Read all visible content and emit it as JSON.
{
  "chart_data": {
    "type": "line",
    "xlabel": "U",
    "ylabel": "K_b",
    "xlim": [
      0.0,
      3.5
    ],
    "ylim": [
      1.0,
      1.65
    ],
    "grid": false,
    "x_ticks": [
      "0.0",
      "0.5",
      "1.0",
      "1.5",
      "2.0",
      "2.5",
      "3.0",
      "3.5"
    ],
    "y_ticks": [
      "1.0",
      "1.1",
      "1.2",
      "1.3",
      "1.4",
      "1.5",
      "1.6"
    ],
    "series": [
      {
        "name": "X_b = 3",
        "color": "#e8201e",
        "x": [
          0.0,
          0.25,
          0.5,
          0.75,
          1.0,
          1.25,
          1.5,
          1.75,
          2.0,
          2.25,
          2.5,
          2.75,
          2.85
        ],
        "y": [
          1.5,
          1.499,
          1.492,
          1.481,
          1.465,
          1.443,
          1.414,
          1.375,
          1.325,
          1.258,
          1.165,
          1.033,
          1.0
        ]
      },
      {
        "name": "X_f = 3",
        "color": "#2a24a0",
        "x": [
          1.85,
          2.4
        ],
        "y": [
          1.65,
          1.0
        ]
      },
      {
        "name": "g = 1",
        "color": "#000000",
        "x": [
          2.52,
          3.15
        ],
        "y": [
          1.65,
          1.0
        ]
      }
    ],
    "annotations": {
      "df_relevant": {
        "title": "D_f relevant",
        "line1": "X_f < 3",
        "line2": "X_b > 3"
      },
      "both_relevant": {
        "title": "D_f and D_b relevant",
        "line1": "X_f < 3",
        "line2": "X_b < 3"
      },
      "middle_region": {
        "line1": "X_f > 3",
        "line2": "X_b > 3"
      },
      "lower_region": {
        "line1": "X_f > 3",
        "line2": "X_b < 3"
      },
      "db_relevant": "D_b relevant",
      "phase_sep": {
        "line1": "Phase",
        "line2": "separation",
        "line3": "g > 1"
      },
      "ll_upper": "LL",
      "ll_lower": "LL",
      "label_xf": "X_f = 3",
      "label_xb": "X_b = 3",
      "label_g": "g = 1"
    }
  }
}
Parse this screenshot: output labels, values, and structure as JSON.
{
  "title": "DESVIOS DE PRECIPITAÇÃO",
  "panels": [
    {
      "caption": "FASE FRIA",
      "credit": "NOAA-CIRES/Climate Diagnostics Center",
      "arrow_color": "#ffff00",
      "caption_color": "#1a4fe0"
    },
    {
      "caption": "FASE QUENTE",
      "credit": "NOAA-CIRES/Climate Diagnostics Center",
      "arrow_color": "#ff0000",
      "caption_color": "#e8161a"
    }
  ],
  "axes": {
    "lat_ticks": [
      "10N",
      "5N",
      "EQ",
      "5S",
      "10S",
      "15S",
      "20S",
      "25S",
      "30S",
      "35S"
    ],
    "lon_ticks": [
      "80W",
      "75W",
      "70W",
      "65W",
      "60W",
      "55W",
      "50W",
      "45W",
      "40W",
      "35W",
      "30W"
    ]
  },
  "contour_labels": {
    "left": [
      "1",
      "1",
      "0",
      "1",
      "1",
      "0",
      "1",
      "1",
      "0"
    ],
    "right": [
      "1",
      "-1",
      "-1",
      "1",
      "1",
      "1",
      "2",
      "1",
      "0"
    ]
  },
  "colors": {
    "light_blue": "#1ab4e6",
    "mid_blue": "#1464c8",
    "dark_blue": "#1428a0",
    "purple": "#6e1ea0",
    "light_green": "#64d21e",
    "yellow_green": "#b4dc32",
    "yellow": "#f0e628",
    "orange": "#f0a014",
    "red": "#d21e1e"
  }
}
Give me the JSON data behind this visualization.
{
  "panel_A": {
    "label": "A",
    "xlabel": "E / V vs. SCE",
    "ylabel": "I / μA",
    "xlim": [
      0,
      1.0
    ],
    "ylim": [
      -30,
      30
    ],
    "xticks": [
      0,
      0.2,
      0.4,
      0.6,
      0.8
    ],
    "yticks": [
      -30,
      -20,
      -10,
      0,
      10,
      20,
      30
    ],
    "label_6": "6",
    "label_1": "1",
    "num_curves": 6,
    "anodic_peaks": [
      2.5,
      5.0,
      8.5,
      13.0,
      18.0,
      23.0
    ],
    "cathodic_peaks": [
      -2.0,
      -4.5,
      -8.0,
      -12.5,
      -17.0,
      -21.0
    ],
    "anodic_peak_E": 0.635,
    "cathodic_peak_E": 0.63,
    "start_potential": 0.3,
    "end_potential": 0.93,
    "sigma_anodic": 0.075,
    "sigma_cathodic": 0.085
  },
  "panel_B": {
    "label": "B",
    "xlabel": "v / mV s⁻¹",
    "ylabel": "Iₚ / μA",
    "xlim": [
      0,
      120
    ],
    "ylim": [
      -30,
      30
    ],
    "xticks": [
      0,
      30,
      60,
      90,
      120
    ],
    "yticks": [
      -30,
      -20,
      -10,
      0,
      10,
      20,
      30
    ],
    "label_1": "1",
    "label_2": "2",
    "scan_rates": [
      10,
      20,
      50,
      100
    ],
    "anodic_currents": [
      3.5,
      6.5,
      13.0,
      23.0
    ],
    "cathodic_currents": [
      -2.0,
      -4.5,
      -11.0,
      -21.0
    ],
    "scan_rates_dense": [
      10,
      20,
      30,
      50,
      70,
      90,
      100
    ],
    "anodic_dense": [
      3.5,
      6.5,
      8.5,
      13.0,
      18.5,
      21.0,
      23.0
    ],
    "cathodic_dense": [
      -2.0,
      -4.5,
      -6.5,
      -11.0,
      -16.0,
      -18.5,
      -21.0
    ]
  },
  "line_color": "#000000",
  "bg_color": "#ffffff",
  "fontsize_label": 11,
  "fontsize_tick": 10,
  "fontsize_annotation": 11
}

▶ **Written instruction**:
Write out the whole listing again. Match it word for word.

▶ **Result for this exercise**:
Read all visible content and emit it as JSON.
{
  "chart_data": {
    "type": "line",
    "xlabel": "U",
    "ylabel": "K_b",
    "xlim": [
      0.0,
      3.5
    ],
    "ylim": [
      1.0,
      1.65
    ],
    "grid": false,
    "x_ticks": [
      "0.0",
      "0.5",
      "1.0",
      "1.5",
      "2.0",
      "2.5",
      "3.0",
      "3.5"
    ],
    "y_ticks": [
      "1.0",
      "1.1",
      "1.2",
      "1.3",
      "1.4",
      "1.5",
      "1.6"
    ],
    "series": [
      {
        "name": "X_b = 3",
        "color": "#e8201e",
        "x": [
          0.0,
          0.25,
          0.5,
          0.75,
          1.0,
          1.25,
          1.5,
          1.75,
          2.0,
          2.25,
          2.5,
          2.75,
          2.85
        ],
        "y": [
          1.5,
          1.499,
          1.492,
          1.481,
          1.465,
          1.443,
          1.414,
          1.375,
          1.325,
          1.258,
          1.165,
          1.033,
          1.0
        ]
      },
      {
        "name": "X_f = 3",
        "color": "#2a24a0",
        "x": [
          1.85,
          2.4
        ],
        "y": [
          1.65,
          1.0
        ]
      },
      {
        "name": "g = 1",
        "color": "#000000",
        "x": [
          2.52,
          3.15
        ],
        "y": [
          1.65,
          1.0
        ]
      }
    ],
    "annotations": {
      "df_relevant": {
        "title": "D_f relevant",
        "line1": "X_f < 3",
        "line2": "X_b > 3"
      },
      "both_relevant": {
        "title": "D_f and D_b relevant",
        "line1": "X_f < 3",
        "line2": "X_b < 3"
      },
      "middle_region": {
        "line1": "X_f > 3",
        "line2": "X_b > 3"
      },
      "lower_region": {
        "line1": "X_f > 3",
        "line2": "X_b < 3"
      },
      "db_relevant": "D_b relevant",
      "phase_sep": {
        "line1": "Phase",
        "line2": "separation",
        "line3": "g > 1"
      },
      "ll_upper": "LL",
      "ll_lower": "LL",
      "label_xf": "X_f = 3",
      "label_xb": "X_b = 3",
      "label_g": "g = 1"
    }
  }
}
Parse this screenshot: output labels, values, and structure as JSON.
{
  "title": "DESVIOS DE PRECIPITAÇÃO",
  "panels": [
    {
      "caption": "FASE FRIA",
      "credit": "NOAA-CIRES/Climate Diagnostics Center",
      "arrow_color": "#ffff00",
      "caption_color": "#1a4fe0"
    },
    {
      "caption": "FASE QUENTE",
      "credit": "NOAA-CIRES/Climate Diagnostics Center",
      "arrow_color": "#ff0000",
      "caption_color": "#e8161a"
    }
  ],
  "axes": {
    "lat_ticks": [
      "10N",
      "5N",
      "EQ",
      "5S",
      "10S",
      "15S",
      "20S",
      "25S",
      "30S",
      "35S"
    ],
    "lon_ticks": [
      "80W",
      "75W",
      "70W",
      "65W",
      "60W",
      "55W",
      "50W",
      "45W",
      "40W",
      "35W",
      "30W"
    ]
  },
  "contour_labels": {
    "left": [
      "1",
      "1",
      "0",
      "1",
      "1",
      "0",
      "1",
      "1",
      "0"
    ],
    "right": [
      "1",
      "-1",
      "-1",
      "1",
      "1",
      "1",
      "2",
      "1",
      "0"
    ]
  },
  "colors": {
    "light_blue": "#1ab4e6",
    "mid_blue": "#1464c8",
    "dark_blue": "#1428a0",
    "purple": "#6e1ea0",
    "light_green": "#64d21e",
    "yellow_green": "#b4dc32",
    "yellow": "#f0e628",
    "orange": "#f0a014",
    "red": "#d21e1e"
  }
}
Give me the JSON data behind this visualization.
{
  "panel_A": {
    "label": "A",
    "xlabel": "E / V vs. SCE",
    "ylabel": "I / μA",
    "xlim": [
      0,
      1.0
    ],
    "ylim": [
      -30,
      30
    ],
    "xticks": [
      0,
      0.2,
      0.4,
      0.6,
      0.8
    ],
    "yticks": [
      -30,
      -20,
      -10,
      0,
      10,
      20,
      30
    ],
    "label_6": "6",
    "label_1": "1",
    "num_curves": 6,
    "anodic_peaks": [
      2.5,
      5.0,
      8.5,
      13.0,
      18.0,
      23.0
    ],
    "cathodic_peaks": [
      -2.0,
      -4.5,
      -8.0,
      -12.5,
      -17.0,
      -21.0
    ],
    "anodic_peak_E": 0.635,
    "cathodic_peak_E": 0.63,
    "start_potential": 0.3,
    "end_potential": 0.93,
    "sigma_anodic": 0.075,
    "sigma_cathodic": 0.085
  },
  "panel_B": {
    "label": "B",
    "xlabel": "v / mV s⁻¹",
    "ylabel": "Iₚ / μA",
    "xlim": [
      0,
      120
    ],
    "ylim": [
      -30,
      30
    ],
    "xticks": [
      0,
      30,
      60,
      90,
      120
    ],
    "yticks": [
      -30,
      -20,
      -10,
      0,
      10,
      20,
      30
    ],
    "label_1": "1",
    "label_2": "2",
    "scan_rates": [
      10,
      20,
      50,
      100
    ],
    "anodic_currents": [
      3.5,
      6.5,
      13.0,
      23.0
    ],
    "cathodic_currents": [
      -2.0,
      -4.5,
      -11.0,
      -21.0
    ],
    "scan_rates_dense": [
      10,
      20,
      30,
      50,
      70,
      90,
      100
    ],
    "anodic_dense": [
      3.5,
      6.5,
      8.5,
      13.0,
      18.5,
      21.0,
      23.0
    ],
    "cathodic_dense": [
      -2.0,
      -4.5,
      -6.5,
      -11.0,
      -16.0,
      -18.5,
      -21.0
    ]
  },
  "line_color": "#000000",
  "bg_color": "#ffffff",
  "fontsize_label": 11,
  "fontsize_tick": 10,
  "fontsize_annotation": 11
}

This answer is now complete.